■ **Recorded data**:
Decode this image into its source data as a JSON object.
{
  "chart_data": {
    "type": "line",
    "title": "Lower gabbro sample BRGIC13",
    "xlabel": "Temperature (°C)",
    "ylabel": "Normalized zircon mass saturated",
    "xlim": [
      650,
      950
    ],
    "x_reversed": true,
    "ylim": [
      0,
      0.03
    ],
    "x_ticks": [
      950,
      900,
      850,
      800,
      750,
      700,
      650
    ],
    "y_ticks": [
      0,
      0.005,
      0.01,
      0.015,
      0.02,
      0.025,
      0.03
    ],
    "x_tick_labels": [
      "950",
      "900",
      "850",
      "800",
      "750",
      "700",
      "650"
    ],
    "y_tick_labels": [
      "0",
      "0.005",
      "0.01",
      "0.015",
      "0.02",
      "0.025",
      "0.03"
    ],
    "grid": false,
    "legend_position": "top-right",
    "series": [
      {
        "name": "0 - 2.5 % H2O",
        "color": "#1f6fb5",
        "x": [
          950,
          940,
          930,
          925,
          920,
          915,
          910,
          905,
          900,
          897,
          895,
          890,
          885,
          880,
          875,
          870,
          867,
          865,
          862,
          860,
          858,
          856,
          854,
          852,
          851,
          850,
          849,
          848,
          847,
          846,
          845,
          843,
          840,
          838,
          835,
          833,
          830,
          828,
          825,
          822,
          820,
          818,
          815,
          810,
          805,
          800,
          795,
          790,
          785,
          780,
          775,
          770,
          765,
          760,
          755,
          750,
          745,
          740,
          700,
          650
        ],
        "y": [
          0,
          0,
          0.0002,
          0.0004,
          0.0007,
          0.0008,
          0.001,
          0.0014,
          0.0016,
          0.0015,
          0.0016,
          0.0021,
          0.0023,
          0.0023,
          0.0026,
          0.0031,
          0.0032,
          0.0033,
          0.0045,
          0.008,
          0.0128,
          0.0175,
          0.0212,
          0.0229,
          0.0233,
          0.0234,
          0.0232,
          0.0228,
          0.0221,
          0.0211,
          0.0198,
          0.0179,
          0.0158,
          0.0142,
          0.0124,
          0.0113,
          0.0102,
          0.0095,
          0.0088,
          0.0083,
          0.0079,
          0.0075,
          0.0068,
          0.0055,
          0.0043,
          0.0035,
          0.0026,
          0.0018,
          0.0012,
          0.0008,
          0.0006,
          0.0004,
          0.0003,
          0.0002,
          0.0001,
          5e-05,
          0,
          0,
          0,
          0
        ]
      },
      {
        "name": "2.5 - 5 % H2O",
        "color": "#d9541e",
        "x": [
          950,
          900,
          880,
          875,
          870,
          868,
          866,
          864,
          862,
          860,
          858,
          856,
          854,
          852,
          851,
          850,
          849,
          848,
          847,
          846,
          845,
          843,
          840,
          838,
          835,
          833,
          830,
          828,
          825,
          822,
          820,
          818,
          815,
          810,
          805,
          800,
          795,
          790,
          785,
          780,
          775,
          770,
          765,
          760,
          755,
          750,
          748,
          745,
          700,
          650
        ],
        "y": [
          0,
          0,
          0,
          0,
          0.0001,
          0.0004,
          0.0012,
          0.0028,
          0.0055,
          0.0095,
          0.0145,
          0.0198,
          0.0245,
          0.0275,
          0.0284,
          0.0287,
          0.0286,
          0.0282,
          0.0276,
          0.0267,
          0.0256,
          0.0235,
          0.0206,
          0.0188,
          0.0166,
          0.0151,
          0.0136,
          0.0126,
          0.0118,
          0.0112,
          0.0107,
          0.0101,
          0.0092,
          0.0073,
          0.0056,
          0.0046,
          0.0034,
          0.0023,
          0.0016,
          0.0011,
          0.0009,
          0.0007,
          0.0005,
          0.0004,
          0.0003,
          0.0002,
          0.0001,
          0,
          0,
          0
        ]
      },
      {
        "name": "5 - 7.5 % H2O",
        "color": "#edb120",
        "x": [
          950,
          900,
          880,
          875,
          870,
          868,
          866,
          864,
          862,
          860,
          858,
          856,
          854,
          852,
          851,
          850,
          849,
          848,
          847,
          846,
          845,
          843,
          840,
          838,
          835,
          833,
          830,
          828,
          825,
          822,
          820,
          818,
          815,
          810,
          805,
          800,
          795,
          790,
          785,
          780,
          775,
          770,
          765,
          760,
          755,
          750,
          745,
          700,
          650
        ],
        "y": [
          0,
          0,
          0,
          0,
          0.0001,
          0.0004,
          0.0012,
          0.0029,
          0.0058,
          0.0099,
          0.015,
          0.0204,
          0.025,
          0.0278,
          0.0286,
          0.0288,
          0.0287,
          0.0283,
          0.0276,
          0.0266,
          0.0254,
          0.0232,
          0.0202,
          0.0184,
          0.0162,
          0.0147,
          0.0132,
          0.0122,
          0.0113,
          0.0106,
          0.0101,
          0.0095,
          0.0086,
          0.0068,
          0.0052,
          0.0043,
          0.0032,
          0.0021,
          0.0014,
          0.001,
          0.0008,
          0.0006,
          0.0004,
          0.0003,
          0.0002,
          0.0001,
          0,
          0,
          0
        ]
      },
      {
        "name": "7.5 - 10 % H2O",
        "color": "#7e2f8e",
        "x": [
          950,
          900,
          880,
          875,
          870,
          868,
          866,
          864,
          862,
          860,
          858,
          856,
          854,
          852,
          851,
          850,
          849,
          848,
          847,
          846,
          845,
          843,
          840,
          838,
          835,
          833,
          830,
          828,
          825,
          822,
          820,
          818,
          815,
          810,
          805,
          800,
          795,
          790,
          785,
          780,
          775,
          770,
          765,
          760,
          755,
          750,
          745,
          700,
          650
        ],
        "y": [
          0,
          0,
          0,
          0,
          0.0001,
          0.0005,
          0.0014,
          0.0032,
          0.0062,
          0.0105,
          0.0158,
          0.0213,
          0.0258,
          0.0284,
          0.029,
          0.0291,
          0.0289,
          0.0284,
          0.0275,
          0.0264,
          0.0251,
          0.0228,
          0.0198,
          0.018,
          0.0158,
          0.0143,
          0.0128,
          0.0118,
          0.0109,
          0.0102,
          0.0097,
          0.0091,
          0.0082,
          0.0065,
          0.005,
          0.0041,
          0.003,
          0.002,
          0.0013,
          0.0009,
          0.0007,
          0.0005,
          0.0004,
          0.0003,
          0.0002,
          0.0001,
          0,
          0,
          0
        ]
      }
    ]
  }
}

■ **What is being asked**:
Recopy the entries above in their entirety, exactly.

■ **Response**:
Decode this image into its source data as a JSON object.
{
  "chart_data": {
    "type": "line",
    "title": "Lower gabbro sample BRGIC13",
    "xlabel": "Temperature (°C)",
    "ylabel": "Normalized zircon mass saturated",
    "xlim": [
      650,
      950
    ],
    "x_reversed": true,
    "ylim": [
      0,
      0.03
    ],
    "x_ticks": [
      950,
      900,
      850,
      800,
      750,
      700,
      650
    ],
    "y_ticks": [
      0,
      0.005,
      0.01,
      0.015,
      0.02,
      0.025,
      0.03
    ],
    "x_tick_labels": [
      "950",
      "900",
      "850",
      "800",
      "750",
      "700",
      "650"
    ],
    "y_tick_labels": [
      "0",
      "0.005",
      "0.01",
      "0.015",
      "0.02",
      "0.025",
      "0.03"
    ],
    "grid": false,
    "legend_position": "top-right",
    "series": [
      {
        "name": "0 - 2.5 % H2O",
        "color": "#1f6fb5",
        "x": [
          950,
          940,
          930,
          925,
          920,
          915,
          910,
          905,
          900,
          897,
          895,
          890,
          885,
          880,
          875,
          870,
          867,
          865,
          862,
          860,
          858,
          856,
          854,
          852,
          851,
          850,
          849,
          848,
          847,
          846,
          845,
          843,
          840,
          838,
          835,
          833,
          830,
          828,
          825,
          822,
          820,
          818,
          815,
          810,
          805,
          800,
          795,
          790,
          785,
          780,
          775,
          770,
          765,
          760,
          755,
          750,
          745,
          740,
          700,
          650
        ],
        "y": [
          0,
          0,
          0.0002,
          0.0004,
          0.0007,
          0.0008,
          0.001,
          0.0014,
          0.0016,
          0.0015,
          0.0016,
          0.0021,
          0.0023,
          0.0023,
          0.0026,
          0.0031,
          0.0032,
          0.0033,
          0.0045,
          0.008,
          0.0128,
          0.0175,
          0.0212,
          0.0229,
          0.0233,
          0.0234,
          0.0232,
          0.0228,
          0.0221,
          0.0211,
          0.0198,
          0.0179,
          0.0158,
          0.0142,
          0.0124,
          0.0113,
          0.0102,
          0.0095,
          0.0088,
          0.0083,
          0.0079,
          0.0075,
          0.0068,
          0.0055,
          0.0043,
          0.0035,
          0.0026,
          0.0018,
          0.0012,
          0.0008,
          0.0006,
          0.0004,
          0.0003,
          0.0002,
          0.0001,
          5e-05,
          0,
          0,
          0,
          0
        ]
      },
      {
        "name": "2.5 - 5 % H2O",
        "color": "#d9541e",
        "x": [
          950,
          900,
          880,
          875,
          870,
          868,
          866,
          864,
          862,
          860,
          858,
          856,
          854,
          852,
          851,
          850,
          849,
          848,
          847,
          846,
          845,
          843,
          840,
          838,
          835,
          833,
          830,
          828,
          825,
          822,
          820,
          818,
          815,
          810,
          805,
          800,
          795,
          790,
          785,
          780,
          775,
          770,
          765,
          760,
          755,
          750,
          748,
          745,
          700,
          650
        ],
        "y": [
          0,
          0,
          0,
          0,
          0.0001,
          0.0004,
          0.0012,
          0.0028,
          0.0055,
          0.0095,
          0.0145,
          0.0198,
          0.0245,
          0.0275,
          0.0284,
          0.0287,
          0.0286,
          0.0282,
          0.0276,
          0.0267,
          0.0256,
          0.0235,
          0.0206,
          0.0188,
          0.0166,
          0.0151,
          0.0136,
          0.0126,
          0.0118,
          0.0112,
          0.0107,
          0.0101,
          0.0092,
          0.0073,
          0.0056,
          0.0046,
          0.0034,
          0.0023,
          0.0016,
          0.0011,
          0.0009,
          0.0007,
          0.0005,
          0.0004,
          0.0003,
          0.0002,
          0.0001,
          0,
          0,
          0
        ]
      },
      {
        "name": "5 - 7.5 % H2O",
        "color": "#edb120",
        "x": [
          950,
          900,
          880,
          875,
          870,
          868,
          866,
          864,
          862,
          860,
          858,
          856,
          854,
          852,
          851,
          850,
          849,
          848,
          847,
          846,
          845,
          843,
          840,
          838,
          835,
          833,
          830,
          828,
          825,
          822,
          820,
          818,
          815,
          810,
          805,
          800,
          795,
          790,
          785,
          780,
          775,
          770,
          765,
          760,
          755,
          750,
          745,
          700,
          650
        ],
        "y": [
          0,
          0,
          0,
          0,
          0.0001,
          0.0004,
          0.0012,
          0.0029,
          0.0058,
          0.0099,
          0.015,
          0.0204,
          0.025,
          0.0278,
          0.0286,
          0.0288,
          0.0287,
          0.0283,
          0.0276,
          0.0266,
          0.0254,
          0.0232,
          0.0202,
          0.0184,
          0.0162,
          0.0147,
          0.0132,
          0.0122,
          0.0113,
          0.0106,
          0.0101,
          0.0095,
          0.0086,
          0.0068,
          0.0052,
          0.0043,
          0.0032,
          0.0021,
          0.0014,
          0.001,
          0.0008,
          0.0006,
          0.0004,
          0.0003,
          0.0002,
          0.0001,
          0,
          0,
          0
        ]
      },
      {
        "name": "7.5 - 10 % H2O",
        "color": "#7e2f8e",
        "x": [
          950,
          900,
          880,
          875,
          870,
          868,
          866,
          864,
          862,
          860,
          858,
          856,
          854,
          852,
          851,
          850,
          849,
          848,
          847,
          846,
          845,
          843,
          840,
          838,
          835,
          833,
          830,
          828,
          825,
          822,
          820,
          818,
          815,
          810,
          805,
          800,
          795,
          790,
          785,
          780,
          775,
          770,
          765,
          760,
          755,
          750,
          745,
          700,
          650
        ],
        "y": [
          0,
          0,
          0,
          0,
          0.0001,
          0.0005,
          0.0014,
          0.0032,
          0.0062,
          0.0105,
          0.0158,
          0.0213,
          0.0258,
          0.0284,
          0.029,
          0.0291,
          0.0289,
          0.0284,
          0.0275,
          0.0264,
          0.0251,
          0.0228,
          0.0198,
          0.018,
          0.0158,
          0.0143,
          0.0128,
          0.0118,
          0.0109,
          0.0102,
          0.0097,
          0.0091,
          0.0082,
          0.0065,
          0.005,
          0.0041,
          0.003,
          0.002,
          0.0013,
          0.0009,
          0.0007,
          0.0005,
          0.0004,
          0.0003,
          0.0002,
          0.0001,
          0,
          0,
          0
        ]
      }
    ]
  }
}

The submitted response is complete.